__WHAT NEEDS TO BE DONE__. Leaving out the pictures, copy each record below exactly.

** ENTRIES SUPPLIED follows **

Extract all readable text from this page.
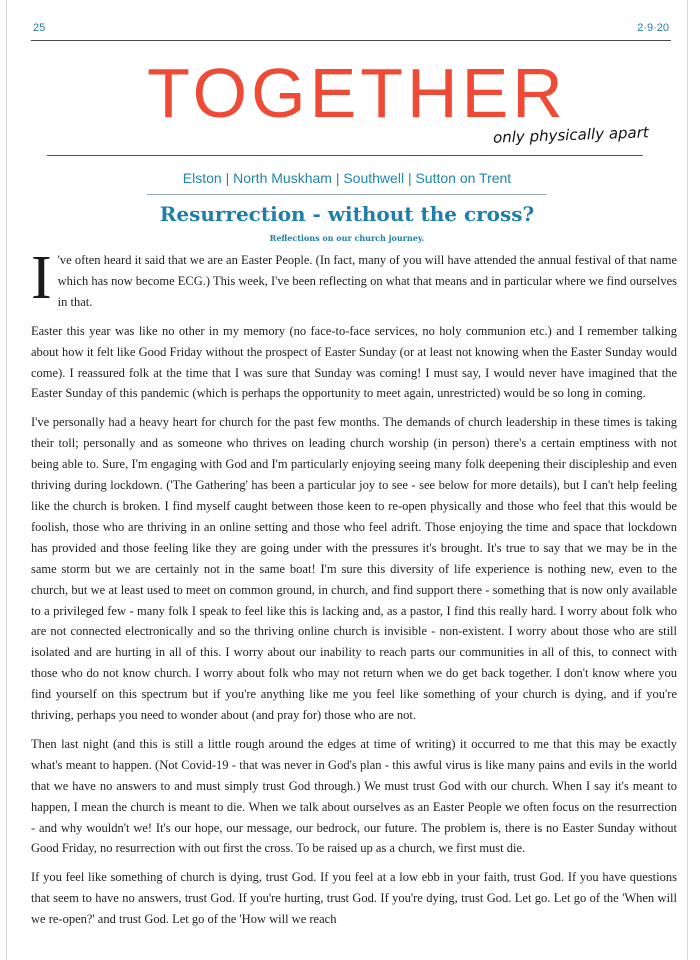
25	2·9·20
TOGETHER
only physically apart
Elston | North Muskham | Southwell | Sutton on Trent
Resurrection - without the cross?
Reflections on our church journey.

I 've often heard it said that we are an Easter People. (In fact, many of you will have attended the annual festival of that name which has now become ECG.) This week, I've been reflecting on what that means and in particular where we find ourselves in that.

Easter this year was like no other in my memory (no face-to-face services, no holy communion etc.) and I remember talking about how it felt like Good Friday without the prospect of Easter Sunday (or at least not knowing when the Easter Sunday would come). I reassured folk at the time that I was sure that Sunday was coming! I must say, I would never have imagined that the Easter Sunday of this pandemic (which is perhaps the opportunity to meet again, unrestricted) would be so long in coming.

I've personally had a heavy heart for church for the past few months. The demands of church leadership in these times is taking their toll; personally and as someone who thrives on leading church worship (in person) there's a certain emptiness with not being able to. Sure, I'm engaging with God and I'm particularly enjoying seeing many folk deepening their discipleship and even thriving during lockdown. ('The Gathering' has been a particular joy to see - see below for more details), but I can't help feeling like the church is broken. I find myself caught between those keen to re-open physically and those who feel that this would be foolish, those who are thriving in an online setting and those who feel adrift. Those enjoying the time and space that lockdown has provided and those feeling like they are going under with the pressures it's brought. It's true to say that we may be in the same storm but we are certainly not in the same boat! I'm sure this diversity of life experience is nothing new, even to the church, but we at least used to meet on common ground, in church, and find support there - something that is now only available to a privileged few - many folk I speak to feel like this is lacking and, as a pastor, I find this really hard. I worry about folk who are not connected electronically and so the thriving online church is invisible - non-existent. I worry about those who are still isolated and are hurting in all of this. I worry about our inability to reach parts our communities in all of this, to connect with those who do not know church. I worry about folk who may not return when we do get back together. I don't know where you find yourself on this spectrum but if you're anything like me you feel like something of your church is dying, and if you're thriving, perhaps you need to wonder about (and pray for) those who are not.

Then last night (and this is still a little rough around the edges at time of writing) it occurred to me that this may be exactly what's meant to happen. (Not Covid-19 - that was never in God's plan - this awful virus is like many pains and evils in the world that we have no answers to and must simply trust God through.) We must trust God with our church. When I say it's meant to happen, I mean the church is meant to die. When we talk about ourselves as an Easter People we often focus on the resurrection - and why wouldn't we! It's our hope, our message, our bedrock, our future. The problem is, there is no Easter Sunday without Good Friday, no resurrection with out first the cross. To be raised up as a church, we first must die.

If you feel like something of church is dying, trust God. If you feel at a low ebb in your faith, trust God. If you have questions that seem to have no answers, trust God. If you're hurting, trust God. If you're dying, trust God. Let go. Let go of the 'When will we re-open?' and trust God. Let go of the 'How will we reach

** End of ENTRIES SUPPLIED **

__YOUR RESPONSE__.
Extract all readable text from this page.
25	2·9·20
TOGETHER
only physically apart
Elston | North Muskham | Southwell | Sutton on Trent
Resurrection - without the cross?
Reflections on our church journey.

I 've often heard it said that we are an Easter People. (In fact, many of you will have attended the annual festival of that name which has now become ECG.) This week, I've been reflecting on what that means and in particular where we find ourselves in that.

Easter this year was like no other in my memory (no face-to-face services, no holy communion etc.) and I remember talking about how it felt like Good Friday without the prospect of Easter Sunday (or at least not knowing when the Easter Sunday would come). I reassured folk at the time that I was sure that Sunday was coming! I must say, I would never have imagined that the Easter Sunday of this pandemic (which is perhaps the opportunity to meet again, unrestricted) would be so long in coming.

I've personally had a heavy heart for church for the past few months. The demands of church leadership in these times is taking their toll; personally and as someone who thrives on leading church worship (in person) there's a certain emptiness with not being able to. Sure, I'm engaging with God and I'm particularly enjoying seeing many folk deepening their discipleship and even thriving during lockdown. ('The Gathering' has been a particular joy to see - see below for more details), but I can't help feeling like the church is broken. I find myself caught between those keen to re-open physically and those who feel that this would be foolish, those who are thriving in an online setting and those who feel adrift. Those enjoying the time and space that lockdown has provided and those feeling like they are going under with the pressures it's brought. It's true to say that we may be in the same storm but we are certainly not in the same boat! I'm sure this diversity of life experience is nothing new, even to the church, but we at least used to meet on common ground, in church, and find support there - something that is now only available to a privileged few - many folk I speak to feel like this is lacking and, as a pastor, I find this really hard. I worry about folk who are not connected electronically and so the thriving online church is invisible - non-existent. I worry about those who are still isolated and are hurting in all of this. I worry about our inability to reach parts our communities in all of this, to connect with those who do not know church. I worry about folk who may not return when we do get back together. I don't know where you find yourself on this spectrum but if you're anything like me you feel like something of your church is dying, and if you're thriving, perhaps you need to wonder about (and pray for) those who are not.

Then last night (and this is still a little rough around the edges at time of writing) it occurred to me that this may be exactly what's meant to happen. (Not Covid-19 - that was never in God's plan - this awful virus is like many pains and evils in the world that we have no answers to and must simply trust God through.) We must trust God with our church. When I say it's meant to happen, I mean the church is meant to die. When we talk about ourselves as an Easter People we often focus on the resurrection - and why wouldn't we! It's our hope, our message, our bedrock, our future. The problem is, there is no Easter Sunday without Good Friday, no resurrection with out first the cross. To be raised up as a church, we first must die.

If you feel like something of church is dying, trust God. If you feel at a low ebb in your faith, trust God. If you have questions that seem to have no answers, trust God. If you're hurting, trust God. If you're dying, trust God. Let go. Let go of the 'When will we re-open?' and trust God. Let go of the 'How will we reach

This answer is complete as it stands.